SET TASK
State how many lines of the listing below include the word "time". Give only the number.

(Items listed in a dataset)
--- Begin ---
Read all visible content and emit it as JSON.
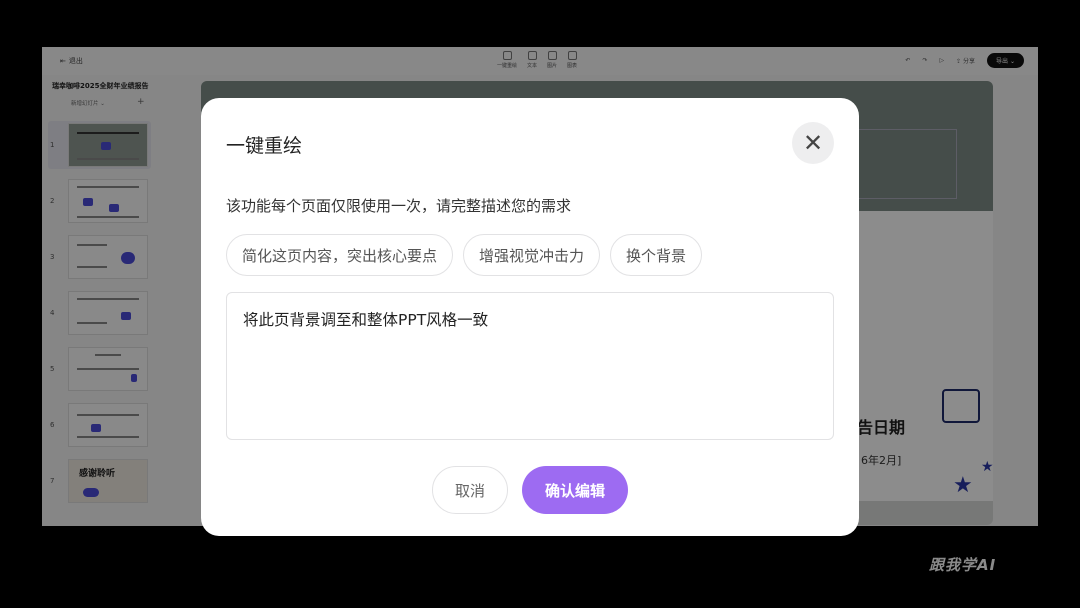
{
  "app": {
    "exit_label": "退出",
    "doc_title": "瑞幸咖啡2025全财年业绩报告",
    "new_slide_label": "新增幻灯片",
    "add_icon": "plus-icon",
    "toolbar": [
      {
        "label": "一键重绘",
        "icon": "magic-wand-icon"
      },
      {
        "label": "文本",
        "icon": "text-icon"
      },
      {
        "label": "图片",
        "icon": "image-icon"
      },
      {
        "label": "图表",
        "icon": "chart-icon"
      }
    ],
    "share_label": "分享",
    "export_label": "导出",
    "slides": [
      "1",
      "2",
      "3",
      "4",
      "5",
      "6",
      "7"
    ],
    "last_slide_title": "感谢聆听",
    "canvas": {
      "date_title": "告日期",
      "date_sub": "6年2月]"
    }
  },
  "modal": {
    "title": "一键重绘",
    "close_icon": "close-icon",
    "description": "该功能每个页面仅限使用一次，请完整描述您的需求",
    "suggestions": [
      "简化这页内容，突出核心要点",
      "增强视觉冲击力",
      "换个背景"
    ],
    "input_value": "将此页背景调至和整体PPT风格一致",
    "cancel_label": "取消",
    "confirm_label": "确认编辑",
    "accent_color": "#9d6bf2"
  },
  "watermark": "跟我学AI"
}
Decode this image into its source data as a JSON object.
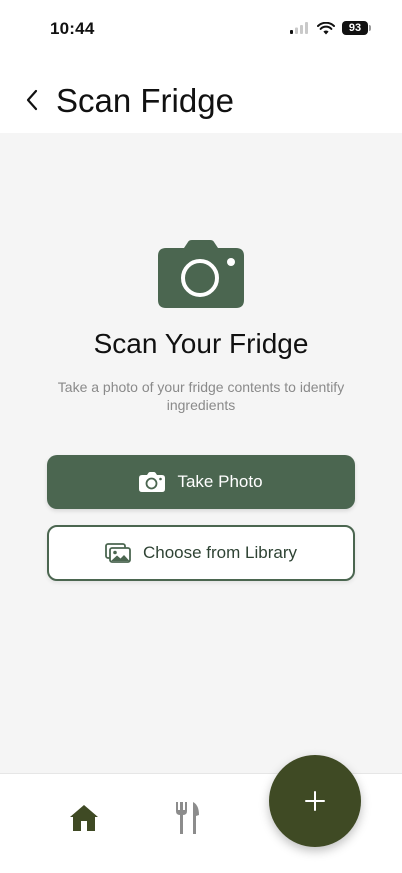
{
  "status_bar": {
    "time": "10:44",
    "battery": "93"
  },
  "header": {
    "title": "Scan Fridge"
  },
  "main": {
    "heading": "Scan Your Fridge",
    "subtitle": "Take a photo of your fridge contents to identify ingredients",
    "take_photo_label": "Take Photo",
    "library_label": "Choose from Library"
  },
  "icons": {
    "back": "chevron-left-icon",
    "camera": "camera-icon",
    "library": "photo-library-icon",
    "home": "home-icon",
    "recipes": "fork-knife-icon",
    "add": "plus-icon"
  },
  "colors": {
    "primary": "#4b6650",
    "fab": "#3f4a24",
    "background": "#f5f5f5"
  }
}
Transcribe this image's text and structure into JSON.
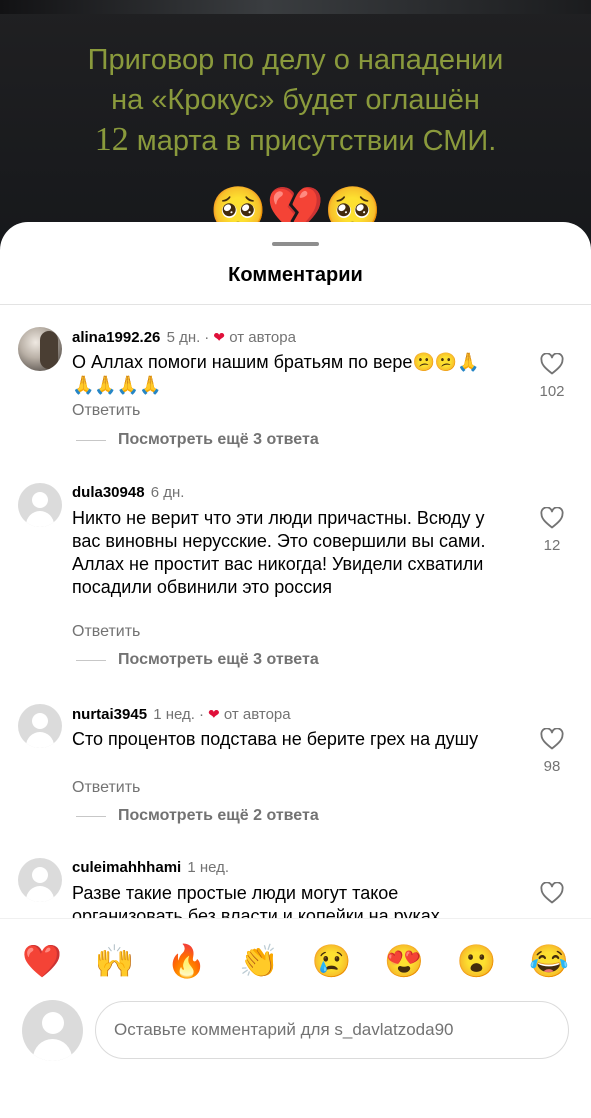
{
  "post": {
    "line1": "Приговор по делу о нападении",
    "line2": "на «Крокус» будет оглашён",
    "line3_number": "12",
    "line3_rest": " марта в присутствии СМИ.",
    "emojis": "🥺💔🥺"
  },
  "sheet": {
    "title": "Комментарии"
  },
  "comments": [
    {
      "username": "alina1992.26",
      "time": "5 дн.",
      "dot": "·",
      "liked_by_author_label": "от автора",
      "text": "О Аллах помоги нашим братьям по вере😕😕🙏🙏🙏🙏🙏",
      "reply_label": "Ответить",
      "more_replies_label": "Посмотреть ещё 3 ответа",
      "likes": "102"
    },
    {
      "username": "dula30948",
      "time": "6 дн.",
      "text": "Никто не верит что эти люди причастны. Всюду у вас виновны нерусские. Это совершили вы сами.  Аллах не простит вас никогда! Увидели схватили посадили обвинили это россия",
      "reply_label": "Ответить",
      "more_replies_label": "Посмотреть ещё 3 ответа",
      "likes": "12"
    },
    {
      "username": "nurtai3945",
      "time": "1 нед.",
      "dot": "·",
      "liked_by_author_label": "от автора",
      "text": "Сто процентов подстава не берите грех на душу",
      "reply_label": "Ответить",
      "more_replies_label": "Посмотреть ещё 2 ответа",
      "likes": "98"
    },
    {
      "username": "culeimahhhami",
      "time": "1 нед.",
      "text": "Разве такие простые люди могут такое организовать без власти и копейки на руках"
    }
  ],
  "reactions": [
    "❤️",
    "🙌",
    "🔥",
    "👏",
    "😢",
    "😍",
    "😮",
    "😂"
  ],
  "composer": {
    "placeholder": "Оставьте комментарий для s_davlatzoda90"
  },
  "colors": {
    "post_text": "#8a9a3c",
    "like_heart_badge": "#e0103a",
    "secondary_text": "#737373"
  }
}
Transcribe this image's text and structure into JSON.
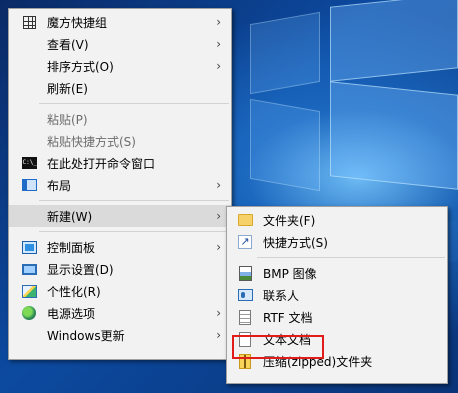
{
  "context_menu": {
    "items": [
      {
        "label": "魔方快捷组",
        "icon": "grid-icon",
        "submenu": true
      },
      {
        "label": "查看(V)",
        "submenu": true
      },
      {
        "label": "排序方式(O)",
        "submenu": true
      },
      {
        "label": "刷新(E)"
      },
      {
        "label": "粘贴(P)",
        "disabled": true
      },
      {
        "label": "粘贴快捷方式(S)",
        "disabled": true
      },
      {
        "label": "在此处打开命令窗口",
        "icon": "command-prompt-icon"
      },
      {
        "label": "布局",
        "icon": "layout-icon",
        "submenu": true
      },
      {
        "label": "新建(W)",
        "submenu": true,
        "active": true
      },
      {
        "label": "控制面板",
        "icon": "control-panel-icon",
        "submenu": true
      },
      {
        "label": "显示设置(D)",
        "icon": "display-icon"
      },
      {
        "label": "个性化(R)",
        "icon": "personalize-icon"
      },
      {
        "label": "电源选项",
        "icon": "power-icon",
        "submenu": true
      },
      {
        "label": "Windows更新",
        "submenu": true
      }
    ]
  },
  "new_submenu": {
    "items": [
      {
        "label": "文件夹(F)",
        "icon": "folder-icon"
      },
      {
        "label": "快捷方式(S)",
        "icon": "shortcut-icon"
      },
      {
        "label": "BMP 图像",
        "icon": "bitmap-icon"
      },
      {
        "label": "联系人",
        "icon": "contact-icon"
      },
      {
        "label": "RTF 文档",
        "icon": "rtf-document-icon"
      },
      {
        "label": "文本文档",
        "icon": "text-document-icon",
        "highlighted": true
      },
      {
        "label": "压缩(zipped)文件夹",
        "icon": "zip-folder-icon"
      }
    ]
  },
  "glyphs": {
    "arrow": "›",
    "cmd": "C:\\_",
    "shortcut": "↗"
  },
  "colors": {
    "highlight": "#e21b1b",
    "menu_bg": "#f2f2f2",
    "active_bg": "#dadada"
  }
}
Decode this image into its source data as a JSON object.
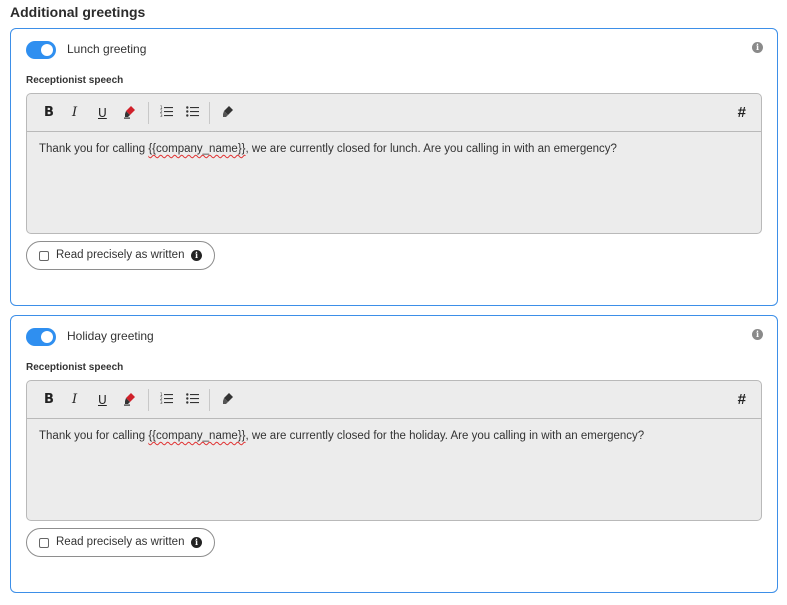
{
  "section_title": "Additional greetings",
  "colors": {
    "accent": "#2f8ff0",
    "card_border": "#3d8fe8",
    "editor_bg": "#ececec",
    "highlight_icon": "#d0202a"
  },
  "toolbar": {
    "bold": "B",
    "italic": "I",
    "underline": "U",
    "highlight_icon": "highlighter-icon",
    "ordered_list_icon": "ordered-list-icon",
    "unordered_list_icon": "unordered-list-icon",
    "clear_format_icon": "eraser-icon",
    "variable": "#"
  },
  "greetings": [
    {
      "enabled": true,
      "label": "Lunch greeting",
      "speech_label": "Receptionist speech",
      "text_before": "Thank you for calling ",
      "text_variable": "{{company_name}}",
      "text_after": ", we are currently closed for lunch. Are you calling in with an emergency?",
      "read_precisely_label": "Read precisely as written",
      "read_precisely_checked": false
    },
    {
      "enabled": true,
      "label": "Holiday greeting",
      "speech_label": "Receptionist speech",
      "text_before": "Thank you for calling ",
      "text_variable": "{{company_name}}",
      "text_after": ", we are currently closed for the holiday. Are you calling in with an emergency?",
      "read_precisely_label": "Read precisely as written",
      "read_precisely_checked": false
    }
  ]
}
--- End ---
TASK SOLUTION
5